Go through the entries one line at a time, and gather every line that has the word "whom".
## Begin Data rows
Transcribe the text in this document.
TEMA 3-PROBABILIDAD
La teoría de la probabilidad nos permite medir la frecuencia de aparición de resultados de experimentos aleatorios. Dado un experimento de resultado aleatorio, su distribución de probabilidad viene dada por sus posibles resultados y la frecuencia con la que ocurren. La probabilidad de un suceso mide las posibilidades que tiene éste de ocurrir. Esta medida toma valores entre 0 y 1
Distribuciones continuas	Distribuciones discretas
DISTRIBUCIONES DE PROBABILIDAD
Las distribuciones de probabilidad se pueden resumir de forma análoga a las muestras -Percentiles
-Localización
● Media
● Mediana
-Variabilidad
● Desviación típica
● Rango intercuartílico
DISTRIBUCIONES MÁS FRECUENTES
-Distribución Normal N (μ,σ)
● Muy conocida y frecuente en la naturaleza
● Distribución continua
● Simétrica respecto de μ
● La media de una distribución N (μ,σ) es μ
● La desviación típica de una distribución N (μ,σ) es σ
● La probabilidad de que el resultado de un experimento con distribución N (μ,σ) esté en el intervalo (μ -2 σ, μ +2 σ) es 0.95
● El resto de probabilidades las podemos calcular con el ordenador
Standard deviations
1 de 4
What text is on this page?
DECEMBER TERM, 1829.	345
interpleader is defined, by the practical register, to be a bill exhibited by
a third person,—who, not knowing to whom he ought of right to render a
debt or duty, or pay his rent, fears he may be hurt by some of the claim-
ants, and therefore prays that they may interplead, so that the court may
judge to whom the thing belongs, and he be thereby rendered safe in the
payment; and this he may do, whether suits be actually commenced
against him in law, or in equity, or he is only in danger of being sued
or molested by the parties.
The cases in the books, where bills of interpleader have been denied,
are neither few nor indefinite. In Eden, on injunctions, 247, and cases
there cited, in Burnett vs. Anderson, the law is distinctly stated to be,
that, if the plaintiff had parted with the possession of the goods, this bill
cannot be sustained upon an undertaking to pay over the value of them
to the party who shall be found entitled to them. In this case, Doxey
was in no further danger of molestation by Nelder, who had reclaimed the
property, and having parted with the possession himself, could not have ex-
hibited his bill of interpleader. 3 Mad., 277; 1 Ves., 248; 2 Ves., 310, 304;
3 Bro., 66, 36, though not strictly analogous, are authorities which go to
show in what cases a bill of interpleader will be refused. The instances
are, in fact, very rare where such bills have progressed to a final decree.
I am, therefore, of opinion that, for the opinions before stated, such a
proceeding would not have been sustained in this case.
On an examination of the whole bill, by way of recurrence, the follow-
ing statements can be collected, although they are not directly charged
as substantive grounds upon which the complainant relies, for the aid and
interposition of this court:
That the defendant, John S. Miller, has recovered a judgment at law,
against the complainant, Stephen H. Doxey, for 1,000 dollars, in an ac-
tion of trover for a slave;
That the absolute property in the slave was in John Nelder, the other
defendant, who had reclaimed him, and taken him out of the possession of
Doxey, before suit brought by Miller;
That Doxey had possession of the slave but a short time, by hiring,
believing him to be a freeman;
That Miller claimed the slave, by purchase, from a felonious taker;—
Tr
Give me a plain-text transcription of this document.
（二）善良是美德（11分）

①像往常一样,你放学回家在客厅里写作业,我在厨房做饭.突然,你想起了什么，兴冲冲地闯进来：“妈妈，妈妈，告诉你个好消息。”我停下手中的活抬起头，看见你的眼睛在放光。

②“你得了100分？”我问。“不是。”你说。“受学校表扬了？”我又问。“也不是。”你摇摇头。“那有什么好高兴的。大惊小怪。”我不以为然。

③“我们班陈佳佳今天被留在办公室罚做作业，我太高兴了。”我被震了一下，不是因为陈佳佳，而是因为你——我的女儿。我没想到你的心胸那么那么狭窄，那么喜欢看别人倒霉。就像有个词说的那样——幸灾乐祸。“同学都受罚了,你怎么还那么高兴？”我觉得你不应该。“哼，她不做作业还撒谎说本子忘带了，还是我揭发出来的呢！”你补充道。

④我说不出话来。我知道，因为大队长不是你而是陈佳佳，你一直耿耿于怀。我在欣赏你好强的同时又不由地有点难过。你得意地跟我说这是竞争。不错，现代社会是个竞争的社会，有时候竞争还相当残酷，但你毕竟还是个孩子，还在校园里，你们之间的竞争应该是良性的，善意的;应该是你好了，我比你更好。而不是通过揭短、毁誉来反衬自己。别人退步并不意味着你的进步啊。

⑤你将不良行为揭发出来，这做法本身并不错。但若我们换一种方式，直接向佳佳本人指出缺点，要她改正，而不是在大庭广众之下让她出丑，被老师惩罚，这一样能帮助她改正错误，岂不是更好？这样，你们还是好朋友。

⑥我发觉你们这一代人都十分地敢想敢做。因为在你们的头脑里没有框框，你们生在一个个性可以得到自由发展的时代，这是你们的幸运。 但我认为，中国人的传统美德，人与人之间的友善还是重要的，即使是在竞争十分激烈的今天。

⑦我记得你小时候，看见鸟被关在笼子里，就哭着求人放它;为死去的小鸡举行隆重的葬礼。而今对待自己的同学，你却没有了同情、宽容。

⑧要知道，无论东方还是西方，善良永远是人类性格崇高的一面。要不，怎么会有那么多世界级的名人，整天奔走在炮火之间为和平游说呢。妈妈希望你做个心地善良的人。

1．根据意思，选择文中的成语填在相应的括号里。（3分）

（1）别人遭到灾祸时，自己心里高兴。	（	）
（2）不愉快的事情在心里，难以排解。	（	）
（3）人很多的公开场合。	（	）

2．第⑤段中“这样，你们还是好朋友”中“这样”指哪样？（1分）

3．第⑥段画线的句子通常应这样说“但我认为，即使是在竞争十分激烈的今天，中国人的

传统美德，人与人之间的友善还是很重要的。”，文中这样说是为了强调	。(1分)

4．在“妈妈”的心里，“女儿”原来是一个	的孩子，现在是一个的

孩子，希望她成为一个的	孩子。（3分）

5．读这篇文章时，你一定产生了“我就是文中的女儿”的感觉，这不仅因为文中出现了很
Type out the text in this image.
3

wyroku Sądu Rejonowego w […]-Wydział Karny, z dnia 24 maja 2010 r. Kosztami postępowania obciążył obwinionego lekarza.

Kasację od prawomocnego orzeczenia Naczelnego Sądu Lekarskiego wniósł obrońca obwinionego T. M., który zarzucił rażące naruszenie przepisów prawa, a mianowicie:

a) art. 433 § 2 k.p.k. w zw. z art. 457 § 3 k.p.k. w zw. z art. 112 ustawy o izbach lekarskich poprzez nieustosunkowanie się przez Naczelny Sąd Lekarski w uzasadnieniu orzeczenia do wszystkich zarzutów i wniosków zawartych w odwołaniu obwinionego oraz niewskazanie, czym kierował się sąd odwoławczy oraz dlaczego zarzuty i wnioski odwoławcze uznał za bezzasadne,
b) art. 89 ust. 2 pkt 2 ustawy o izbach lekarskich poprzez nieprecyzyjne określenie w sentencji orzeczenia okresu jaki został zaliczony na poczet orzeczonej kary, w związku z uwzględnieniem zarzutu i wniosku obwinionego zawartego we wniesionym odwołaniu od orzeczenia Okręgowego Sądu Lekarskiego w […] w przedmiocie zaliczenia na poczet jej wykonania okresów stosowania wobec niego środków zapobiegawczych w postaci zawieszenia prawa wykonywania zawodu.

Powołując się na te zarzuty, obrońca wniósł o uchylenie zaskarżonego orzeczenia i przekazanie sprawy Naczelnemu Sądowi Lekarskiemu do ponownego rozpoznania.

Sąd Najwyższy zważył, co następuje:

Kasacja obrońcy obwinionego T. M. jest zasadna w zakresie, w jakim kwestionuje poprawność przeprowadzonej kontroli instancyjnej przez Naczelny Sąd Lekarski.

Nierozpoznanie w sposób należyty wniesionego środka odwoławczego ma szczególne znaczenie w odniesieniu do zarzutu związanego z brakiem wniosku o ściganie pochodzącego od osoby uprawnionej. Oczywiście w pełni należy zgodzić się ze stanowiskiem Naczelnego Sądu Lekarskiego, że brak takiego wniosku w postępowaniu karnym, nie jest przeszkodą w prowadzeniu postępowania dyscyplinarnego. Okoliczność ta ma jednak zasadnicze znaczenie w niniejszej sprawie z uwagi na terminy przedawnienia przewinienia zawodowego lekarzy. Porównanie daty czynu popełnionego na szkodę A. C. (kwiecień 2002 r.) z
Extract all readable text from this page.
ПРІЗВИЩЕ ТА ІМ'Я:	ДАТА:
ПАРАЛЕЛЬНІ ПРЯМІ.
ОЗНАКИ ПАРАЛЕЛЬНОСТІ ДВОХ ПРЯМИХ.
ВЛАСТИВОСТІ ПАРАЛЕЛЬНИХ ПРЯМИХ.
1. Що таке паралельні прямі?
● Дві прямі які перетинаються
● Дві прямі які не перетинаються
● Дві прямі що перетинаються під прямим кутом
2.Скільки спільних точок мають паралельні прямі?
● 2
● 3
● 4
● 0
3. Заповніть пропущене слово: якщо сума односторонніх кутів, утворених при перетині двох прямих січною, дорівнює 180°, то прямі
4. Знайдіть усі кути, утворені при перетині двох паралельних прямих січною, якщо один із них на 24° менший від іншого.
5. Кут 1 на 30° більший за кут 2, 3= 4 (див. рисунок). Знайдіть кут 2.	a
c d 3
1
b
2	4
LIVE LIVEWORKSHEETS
## End Data rows
Expected answer:
a third person,—who, not knowing to whom he ought of right to render a
judge to whom the thing belongs, and he be thereby rendered safe in the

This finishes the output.